What is expected: Select, from the material below, each line with "name" in it.

Rows from a dataset:

──────────

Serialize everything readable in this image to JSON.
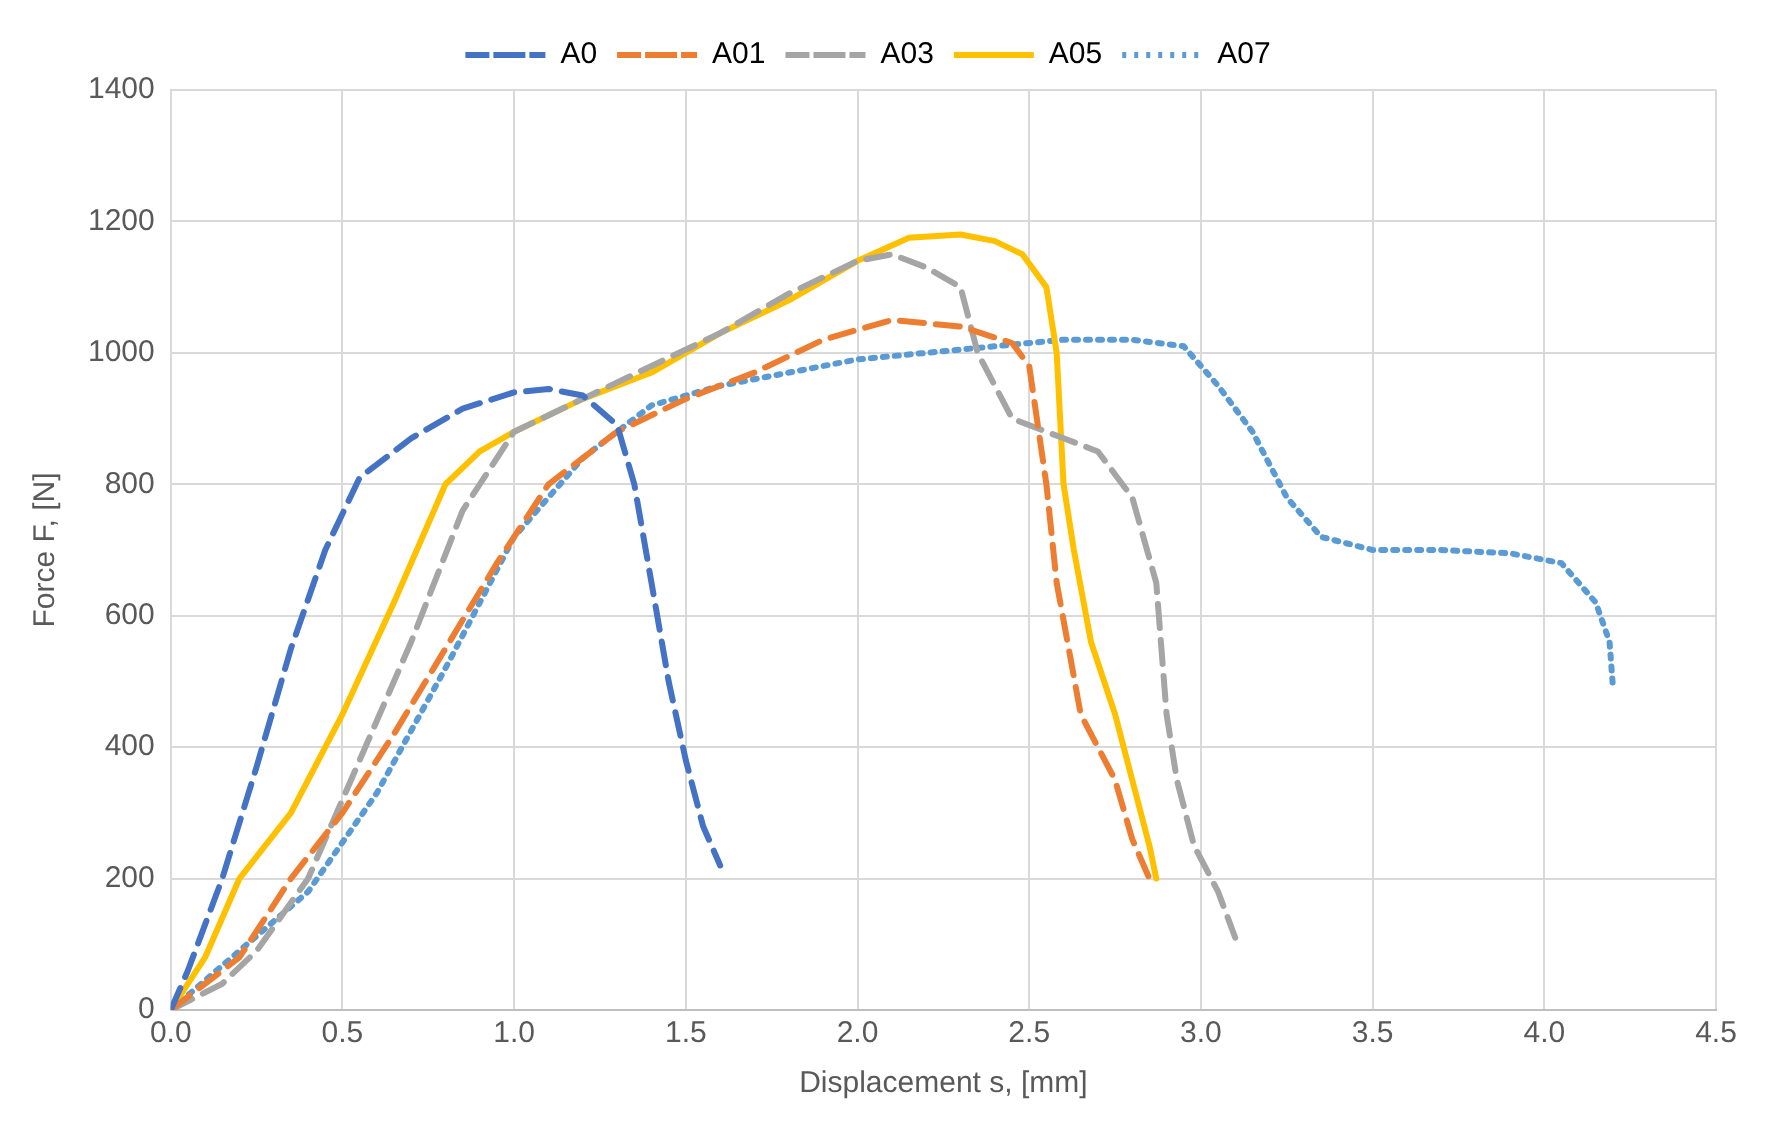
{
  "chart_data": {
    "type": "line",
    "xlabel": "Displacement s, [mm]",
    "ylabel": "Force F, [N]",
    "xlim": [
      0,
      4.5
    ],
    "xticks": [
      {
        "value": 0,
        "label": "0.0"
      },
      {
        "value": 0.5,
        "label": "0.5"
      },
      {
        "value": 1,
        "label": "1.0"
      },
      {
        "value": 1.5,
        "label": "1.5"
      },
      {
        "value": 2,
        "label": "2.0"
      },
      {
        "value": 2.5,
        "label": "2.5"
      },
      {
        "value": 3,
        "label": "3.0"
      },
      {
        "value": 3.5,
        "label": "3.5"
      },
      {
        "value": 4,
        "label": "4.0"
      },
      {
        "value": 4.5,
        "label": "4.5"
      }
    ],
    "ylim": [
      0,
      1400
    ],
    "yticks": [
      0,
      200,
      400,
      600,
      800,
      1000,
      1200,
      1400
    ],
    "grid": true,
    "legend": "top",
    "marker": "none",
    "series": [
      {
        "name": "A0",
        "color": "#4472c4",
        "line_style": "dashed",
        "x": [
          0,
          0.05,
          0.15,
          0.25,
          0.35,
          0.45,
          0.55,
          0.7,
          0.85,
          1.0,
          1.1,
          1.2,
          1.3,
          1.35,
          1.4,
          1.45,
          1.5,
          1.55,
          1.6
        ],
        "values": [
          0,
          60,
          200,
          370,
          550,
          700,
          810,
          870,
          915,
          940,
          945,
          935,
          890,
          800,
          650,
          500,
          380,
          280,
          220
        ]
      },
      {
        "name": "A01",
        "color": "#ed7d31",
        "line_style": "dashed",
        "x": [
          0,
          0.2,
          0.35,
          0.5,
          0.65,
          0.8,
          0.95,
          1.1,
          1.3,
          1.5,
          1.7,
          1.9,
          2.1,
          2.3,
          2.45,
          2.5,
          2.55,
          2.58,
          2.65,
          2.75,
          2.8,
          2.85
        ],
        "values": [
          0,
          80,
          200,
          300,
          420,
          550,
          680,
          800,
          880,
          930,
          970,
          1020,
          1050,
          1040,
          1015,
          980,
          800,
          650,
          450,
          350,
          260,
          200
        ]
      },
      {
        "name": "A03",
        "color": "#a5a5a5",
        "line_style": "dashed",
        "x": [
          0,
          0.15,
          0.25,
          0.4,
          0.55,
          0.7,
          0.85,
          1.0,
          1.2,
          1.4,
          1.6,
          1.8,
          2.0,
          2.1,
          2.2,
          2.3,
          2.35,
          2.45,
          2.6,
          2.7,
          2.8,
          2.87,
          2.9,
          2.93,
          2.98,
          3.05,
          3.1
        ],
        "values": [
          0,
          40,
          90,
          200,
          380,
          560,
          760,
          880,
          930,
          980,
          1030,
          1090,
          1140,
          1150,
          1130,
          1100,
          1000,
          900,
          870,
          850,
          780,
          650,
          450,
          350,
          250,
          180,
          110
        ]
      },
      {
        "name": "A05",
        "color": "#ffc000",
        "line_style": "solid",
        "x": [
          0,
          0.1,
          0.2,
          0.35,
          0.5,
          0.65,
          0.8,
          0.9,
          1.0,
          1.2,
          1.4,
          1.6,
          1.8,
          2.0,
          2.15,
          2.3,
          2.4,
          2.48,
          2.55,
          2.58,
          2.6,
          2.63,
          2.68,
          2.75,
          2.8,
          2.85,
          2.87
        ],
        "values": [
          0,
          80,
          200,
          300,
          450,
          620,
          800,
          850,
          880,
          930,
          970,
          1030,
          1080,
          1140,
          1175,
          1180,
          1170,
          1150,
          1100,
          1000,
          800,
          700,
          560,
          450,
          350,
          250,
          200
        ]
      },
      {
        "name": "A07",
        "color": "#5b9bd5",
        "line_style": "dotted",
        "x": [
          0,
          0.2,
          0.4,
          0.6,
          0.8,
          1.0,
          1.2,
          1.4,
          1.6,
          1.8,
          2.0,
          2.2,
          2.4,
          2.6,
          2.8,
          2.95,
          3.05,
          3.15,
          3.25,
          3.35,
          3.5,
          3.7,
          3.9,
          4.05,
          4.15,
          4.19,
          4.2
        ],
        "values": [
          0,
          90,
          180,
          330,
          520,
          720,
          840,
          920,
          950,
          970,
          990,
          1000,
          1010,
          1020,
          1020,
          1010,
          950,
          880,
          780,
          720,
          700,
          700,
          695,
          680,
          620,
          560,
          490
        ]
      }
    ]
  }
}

──────────

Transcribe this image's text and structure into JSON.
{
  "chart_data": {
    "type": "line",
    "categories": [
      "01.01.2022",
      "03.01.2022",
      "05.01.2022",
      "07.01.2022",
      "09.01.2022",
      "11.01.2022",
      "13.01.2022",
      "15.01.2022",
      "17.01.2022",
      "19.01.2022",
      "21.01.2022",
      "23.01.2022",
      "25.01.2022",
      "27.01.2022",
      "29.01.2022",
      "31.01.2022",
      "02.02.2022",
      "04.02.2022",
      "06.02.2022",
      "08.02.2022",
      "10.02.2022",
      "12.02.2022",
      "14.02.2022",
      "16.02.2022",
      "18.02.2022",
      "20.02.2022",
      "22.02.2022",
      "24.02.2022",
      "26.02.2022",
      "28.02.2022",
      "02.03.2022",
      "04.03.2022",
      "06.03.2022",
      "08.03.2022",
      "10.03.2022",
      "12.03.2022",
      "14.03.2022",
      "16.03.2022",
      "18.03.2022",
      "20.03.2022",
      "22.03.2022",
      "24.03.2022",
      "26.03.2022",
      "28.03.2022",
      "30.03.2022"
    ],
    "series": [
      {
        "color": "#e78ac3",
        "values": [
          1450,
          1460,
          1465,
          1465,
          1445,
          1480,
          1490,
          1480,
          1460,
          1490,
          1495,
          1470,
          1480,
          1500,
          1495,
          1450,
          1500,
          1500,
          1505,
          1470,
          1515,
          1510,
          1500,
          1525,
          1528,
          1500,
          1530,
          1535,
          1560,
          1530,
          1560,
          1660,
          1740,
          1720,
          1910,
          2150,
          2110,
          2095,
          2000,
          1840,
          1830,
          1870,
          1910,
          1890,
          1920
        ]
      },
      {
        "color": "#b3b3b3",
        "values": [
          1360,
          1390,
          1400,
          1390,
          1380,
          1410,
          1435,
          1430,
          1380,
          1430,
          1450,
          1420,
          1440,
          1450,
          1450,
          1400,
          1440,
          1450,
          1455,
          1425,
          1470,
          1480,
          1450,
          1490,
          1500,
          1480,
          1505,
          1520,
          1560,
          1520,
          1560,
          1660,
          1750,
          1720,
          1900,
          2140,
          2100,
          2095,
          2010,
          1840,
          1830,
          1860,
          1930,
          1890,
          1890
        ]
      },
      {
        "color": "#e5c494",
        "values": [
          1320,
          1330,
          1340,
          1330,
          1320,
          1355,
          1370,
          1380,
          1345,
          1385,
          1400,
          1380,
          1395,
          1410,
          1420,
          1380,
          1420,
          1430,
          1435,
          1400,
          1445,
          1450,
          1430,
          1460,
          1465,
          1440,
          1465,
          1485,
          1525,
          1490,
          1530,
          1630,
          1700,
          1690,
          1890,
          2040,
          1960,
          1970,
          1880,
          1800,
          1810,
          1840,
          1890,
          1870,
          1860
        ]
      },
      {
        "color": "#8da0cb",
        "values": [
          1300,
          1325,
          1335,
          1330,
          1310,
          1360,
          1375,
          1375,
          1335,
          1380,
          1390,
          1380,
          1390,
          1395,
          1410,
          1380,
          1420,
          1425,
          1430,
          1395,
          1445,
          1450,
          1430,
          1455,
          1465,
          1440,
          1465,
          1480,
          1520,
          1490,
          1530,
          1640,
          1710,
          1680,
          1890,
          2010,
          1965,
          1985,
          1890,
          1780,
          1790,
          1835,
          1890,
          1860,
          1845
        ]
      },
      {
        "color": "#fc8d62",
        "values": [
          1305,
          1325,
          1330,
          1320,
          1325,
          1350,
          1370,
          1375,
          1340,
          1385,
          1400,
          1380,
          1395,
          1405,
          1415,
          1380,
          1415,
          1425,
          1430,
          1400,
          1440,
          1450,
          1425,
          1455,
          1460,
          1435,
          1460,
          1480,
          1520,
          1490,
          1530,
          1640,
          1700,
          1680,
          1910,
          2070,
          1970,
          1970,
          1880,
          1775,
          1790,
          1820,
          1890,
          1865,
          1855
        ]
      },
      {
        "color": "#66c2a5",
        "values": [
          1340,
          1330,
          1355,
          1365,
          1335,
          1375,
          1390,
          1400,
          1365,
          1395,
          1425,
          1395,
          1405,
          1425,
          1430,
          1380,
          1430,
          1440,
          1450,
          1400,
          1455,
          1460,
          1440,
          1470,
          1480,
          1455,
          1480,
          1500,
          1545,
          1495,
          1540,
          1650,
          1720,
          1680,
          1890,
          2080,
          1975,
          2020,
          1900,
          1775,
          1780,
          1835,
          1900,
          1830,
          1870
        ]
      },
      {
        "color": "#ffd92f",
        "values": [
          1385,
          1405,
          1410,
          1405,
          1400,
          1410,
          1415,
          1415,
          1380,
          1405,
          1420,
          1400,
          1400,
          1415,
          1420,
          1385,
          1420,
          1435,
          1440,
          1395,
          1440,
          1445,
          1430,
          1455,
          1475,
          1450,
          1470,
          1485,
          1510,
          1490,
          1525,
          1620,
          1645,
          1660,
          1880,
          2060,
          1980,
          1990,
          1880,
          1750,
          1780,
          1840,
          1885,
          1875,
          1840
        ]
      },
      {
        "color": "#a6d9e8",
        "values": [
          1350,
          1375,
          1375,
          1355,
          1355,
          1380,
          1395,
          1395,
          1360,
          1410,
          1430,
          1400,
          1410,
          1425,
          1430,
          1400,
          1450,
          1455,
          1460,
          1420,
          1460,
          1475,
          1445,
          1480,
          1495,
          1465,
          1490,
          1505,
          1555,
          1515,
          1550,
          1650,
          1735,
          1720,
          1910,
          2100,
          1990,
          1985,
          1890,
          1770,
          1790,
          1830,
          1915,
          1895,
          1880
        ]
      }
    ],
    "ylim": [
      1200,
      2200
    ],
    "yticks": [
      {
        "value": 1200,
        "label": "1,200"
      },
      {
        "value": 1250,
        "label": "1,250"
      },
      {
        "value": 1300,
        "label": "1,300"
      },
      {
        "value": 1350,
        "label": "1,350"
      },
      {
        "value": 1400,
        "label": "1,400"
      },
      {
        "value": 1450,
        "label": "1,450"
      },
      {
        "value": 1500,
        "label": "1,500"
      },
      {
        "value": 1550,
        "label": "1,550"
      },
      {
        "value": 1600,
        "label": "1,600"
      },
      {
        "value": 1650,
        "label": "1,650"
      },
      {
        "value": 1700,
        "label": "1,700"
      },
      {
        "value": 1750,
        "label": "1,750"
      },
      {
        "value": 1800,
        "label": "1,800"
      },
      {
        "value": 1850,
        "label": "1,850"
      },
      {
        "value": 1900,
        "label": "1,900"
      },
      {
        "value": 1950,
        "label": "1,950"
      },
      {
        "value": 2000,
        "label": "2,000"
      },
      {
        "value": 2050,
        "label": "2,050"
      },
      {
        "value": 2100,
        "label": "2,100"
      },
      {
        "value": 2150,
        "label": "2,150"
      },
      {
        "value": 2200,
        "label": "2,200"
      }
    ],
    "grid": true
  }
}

──────────

Answer in full:
        "name": "A0",
        "name": "A01",
        "name": "A03",
        "name": "A05",
        "name": "A07",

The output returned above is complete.